● Exercise requirements
Answer with one number: the count of lines in this material that hold the word "date".

-- Begin Data provided --

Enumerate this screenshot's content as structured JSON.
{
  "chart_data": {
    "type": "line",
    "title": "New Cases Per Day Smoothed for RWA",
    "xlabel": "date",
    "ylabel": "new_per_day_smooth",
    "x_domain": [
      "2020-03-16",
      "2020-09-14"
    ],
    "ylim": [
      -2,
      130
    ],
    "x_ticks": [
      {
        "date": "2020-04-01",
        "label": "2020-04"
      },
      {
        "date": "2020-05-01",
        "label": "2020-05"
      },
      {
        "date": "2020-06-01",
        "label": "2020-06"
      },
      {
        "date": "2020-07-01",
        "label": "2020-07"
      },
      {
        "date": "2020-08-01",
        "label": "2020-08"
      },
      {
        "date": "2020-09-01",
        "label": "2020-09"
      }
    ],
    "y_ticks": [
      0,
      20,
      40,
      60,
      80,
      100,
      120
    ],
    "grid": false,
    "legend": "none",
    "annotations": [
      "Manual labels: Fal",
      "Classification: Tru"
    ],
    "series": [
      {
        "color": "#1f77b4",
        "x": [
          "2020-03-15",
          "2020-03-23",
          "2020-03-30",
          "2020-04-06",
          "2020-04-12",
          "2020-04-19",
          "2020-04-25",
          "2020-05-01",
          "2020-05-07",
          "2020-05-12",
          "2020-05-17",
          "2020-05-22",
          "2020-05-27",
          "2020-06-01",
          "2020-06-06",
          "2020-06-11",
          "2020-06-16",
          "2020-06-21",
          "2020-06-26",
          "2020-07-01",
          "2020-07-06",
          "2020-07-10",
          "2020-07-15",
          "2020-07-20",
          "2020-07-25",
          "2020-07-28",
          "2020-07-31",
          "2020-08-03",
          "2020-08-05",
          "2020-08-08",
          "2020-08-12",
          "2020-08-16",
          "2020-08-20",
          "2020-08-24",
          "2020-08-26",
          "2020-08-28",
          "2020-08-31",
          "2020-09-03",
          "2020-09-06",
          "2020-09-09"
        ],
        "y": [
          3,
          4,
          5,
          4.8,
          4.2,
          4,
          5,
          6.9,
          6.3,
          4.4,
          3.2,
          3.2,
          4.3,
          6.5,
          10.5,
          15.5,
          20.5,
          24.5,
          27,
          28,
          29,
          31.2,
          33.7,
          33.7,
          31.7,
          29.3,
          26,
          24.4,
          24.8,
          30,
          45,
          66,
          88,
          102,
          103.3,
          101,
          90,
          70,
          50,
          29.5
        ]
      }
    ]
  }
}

-- End Data provided --

● Solved exercise
7